* **What the exercise asks**:
From the data below, pull out the lines between the line containing "checkbox-icon[interactable]: ✓ xyxy=(229,377,238,387)" and the line containing "linklocal-right-cmd: ipfw -q", inclusive, and reproduce them unchanged.

Layout region data:
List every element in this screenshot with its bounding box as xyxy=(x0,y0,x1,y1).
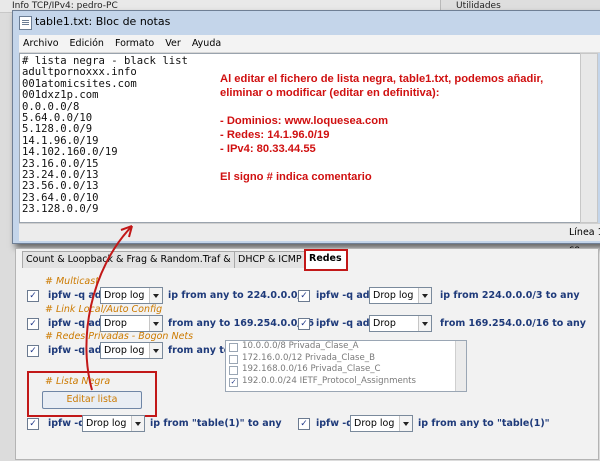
checkbox-icon[interactable]: ✓ xyxy=(229,377,238,387)
net-item[interactable]: 10.0.0.0/8 Privada_Clase_A xyxy=(226,341,466,353)
blacklist-right-checkbox[interactable]: ✓ xyxy=(298,418,310,430)
chevron-down-icon xyxy=(149,288,162,303)
multicast-right-checkbox[interactable]: ✓ xyxy=(298,290,310,302)
linklocal-right-cmd: ipfw -q add xyxy=(316,318,377,329)
chevron-down-icon xyxy=(149,343,162,358)
multicast-title: # Multicast xyxy=(45,276,99,287)
chevron-down-icon xyxy=(399,416,412,431)
private-select[interactable]: Drop log xyxy=(100,342,163,359)
net-item[interactable]: 172.16.0.0/12 Privada_Clase_B xyxy=(226,353,466,365)
note-line-2: eliminar o modificar (editar en definiti… xyxy=(220,87,440,99)
linklocal-right-checkbox[interactable]: ✓ xyxy=(298,318,310,330)
menu-ayuda[interactable]: Ayuda xyxy=(188,35,225,52)
annotation-note: Al editar el fichero de lista negra, tab… xyxy=(220,72,580,184)
menu-formato[interactable]: Formato xyxy=(111,35,158,52)
check-icon: ✓ xyxy=(29,291,37,301)
note-dominios: - Dominios: www.loquesea.com xyxy=(220,115,389,127)
blacklist-right-cmd: ipfw -q xyxy=(316,418,354,429)
multicast-left-select[interactable]: Drop log xyxy=(100,287,163,304)
multicast-left-rule: ip from any to 224.0.0.0/3 xyxy=(168,290,308,301)
tab-redes[interactable]: Redes xyxy=(304,249,348,271)
net-list-scrollbar[interactable] xyxy=(455,341,466,391)
check-icon: ✓ xyxy=(300,319,308,329)
menu-archivo[interactable]: Archivo xyxy=(19,35,63,52)
note-ipv4: - IPv4: 80.33.44.55 xyxy=(220,143,316,155)
tab-dhcp-icmp[interactable]: DHCP & ICMP xyxy=(234,251,308,268)
multicast-right-rule: ip from 224.0.0.0/3 to any xyxy=(440,290,580,301)
net-label: 172.16.0.0/12 Privada_Clase_B xyxy=(242,352,375,363)
note-redes: - Redes: 14.1.96.0/19 xyxy=(220,129,330,141)
linklocal-right-select[interactable]: Drop xyxy=(369,315,432,332)
net-label: 10.0.0.0/8 Privada_Clase_A xyxy=(242,341,359,351)
note-line-1: Al editar el fichero de lista negra, tab… xyxy=(220,73,544,85)
blacklist-left-checkbox[interactable]: ✓ xyxy=(27,418,39,430)
linklocal-left-select[interactable]: Drop xyxy=(100,315,163,332)
notepad-title: table1.txt: Bloc de notas xyxy=(35,15,171,28)
notepad-text-area[interactable]: # lista negra - black list adultpornoxxx… xyxy=(19,53,581,223)
select-value: Drop xyxy=(104,318,127,329)
net-label: 192.0.0.0/24 IETF_Protocol_Assignments xyxy=(242,375,417,386)
notepad-menubar: Archivo Edición Formato Ver Ayuda xyxy=(19,35,600,53)
checkbox-icon[interactable] xyxy=(229,354,238,364)
check-icon: ✓ xyxy=(300,291,308,301)
chevron-down-icon xyxy=(131,416,144,431)
multicast-left-checkbox[interactable]: ✓ xyxy=(27,290,39,302)
net-item[interactable]: ✓ 192.0.0.0/24 IETF_Protocol_Assignments xyxy=(226,376,466,388)
linklocal-left-checkbox[interactable]: ✓ xyxy=(27,318,39,330)
private-checkbox[interactable]: ✓ xyxy=(27,345,39,357)
net-label: 192.168.0.0/16 Privada_Clase_C xyxy=(242,364,381,375)
chevron-down-icon xyxy=(418,316,431,331)
check-icon: ✓ xyxy=(300,419,308,429)
private-rule: from any to xyxy=(168,345,231,356)
blacklist-left-select[interactable]: Drop log xyxy=(82,415,145,432)
blacklist-file-content: # lista negra - black list adultpornoxxx… xyxy=(22,55,188,216)
select-value: Drop log xyxy=(373,290,414,301)
note-comment: El signo # indica comentario xyxy=(220,171,372,183)
blacklist-title: # Lista Negra xyxy=(45,376,111,387)
multicast-right-select[interactable]: Drop log xyxy=(369,287,432,304)
check-icon: ✓ xyxy=(29,319,37,329)
linklocal-right-rule: from 169.254.0.0/16 to any xyxy=(440,318,586,329)
edit-list-button[interactable]: Editar lista xyxy=(42,391,142,409)
select-value: Drop log xyxy=(86,418,127,429)
linklocal-left-rule: from any to 169.254.0.0/16 xyxy=(168,318,314,329)
checkbox-icon[interactable] xyxy=(229,366,238,376)
tab-count-loopback[interactable]: Count & Loopback & Frag & Random.Traf & … xyxy=(22,251,254,268)
check-icon: ✓ xyxy=(29,419,37,429)
select-value: Drop log xyxy=(104,290,145,301)
chevron-down-icon xyxy=(149,316,162,331)
menu-ver[interactable]: Ver xyxy=(161,35,185,52)
blacklist-left-rule: ip from "table(1)" to any xyxy=(150,418,282,429)
select-value: Drop log xyxy=(104,345,145,356)
linklocal-title: # Link Local/Auto Config xyxy=(45,304,163,315)
notepad-icon xyxy=(19,16,32,30)
blacklist-right-select[interactable]: Drop log xyxy=(350,415,413,432)
notepad-scrollbar[interactable] xyxy=(580,53,598,223)
select-value: Drop xyxy=(373,318,396,329)
blacklist-left-cmd: ipfw -q xyxy=(48,418,86,429)
menu-edicion[interactable]: Edición xyxy=(66,35,108,52)
select-value: Drop log xyxy=(354,418,395,429)
multicast-right-cmd: ipfw -q add xyxy=(316,290,377,301)
notepad-statusbar: Línea 1, co xyxy=(19,223,600,255)
chevron-down-icon xyxy=(418,288,431,303)
net-item[interactable]: 192.168.0.0/16 Privada_Clase_C xyxy=(226,364,466,376)
private-nets-title: # Redes Privadas - Bogon Nets xyxy=(45,331,194,342)
check-icon: ✓ xyxy=(29,346,37,356)
notepad-titlebar[interactable]: table1.txt: Bloc de notas xyxy=(13,11,600,33)
blacklist-right-rule: ip from any to "table(1)" xyxy=(418,418,550,429)
checkbox-icon[interactable] xyxy=(229,343,238,352)
private-nets-list[interactable]: 10.0.0.0/8 Privada_Clase_A 172.16.0.0/12… xyxy=(225,340,467,392)
notepad-window: table1.txt: Bloc de notas Archivo Edició… xyxy=(12,10,600,255)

* **Worked solution**:
checkbox-icon[interactable]: ✓ xyxy=(229,377,238,387)
net-item[interactable]: 10.0.0.0/8 Privada_Clase_A xyxy=(226,341,466,353)
blacklist-right-checkbox[interactable]: ✓ xyxy=(298,418,310,430)
chevron-down-icon xyxy=(149,288,162,303)
multicast-right-checkbox[interactable]: ✓ xyxy=(298,290,310,302)
linklocal-right-cmd: ipfw -q add xyxy=(316,318,377,329)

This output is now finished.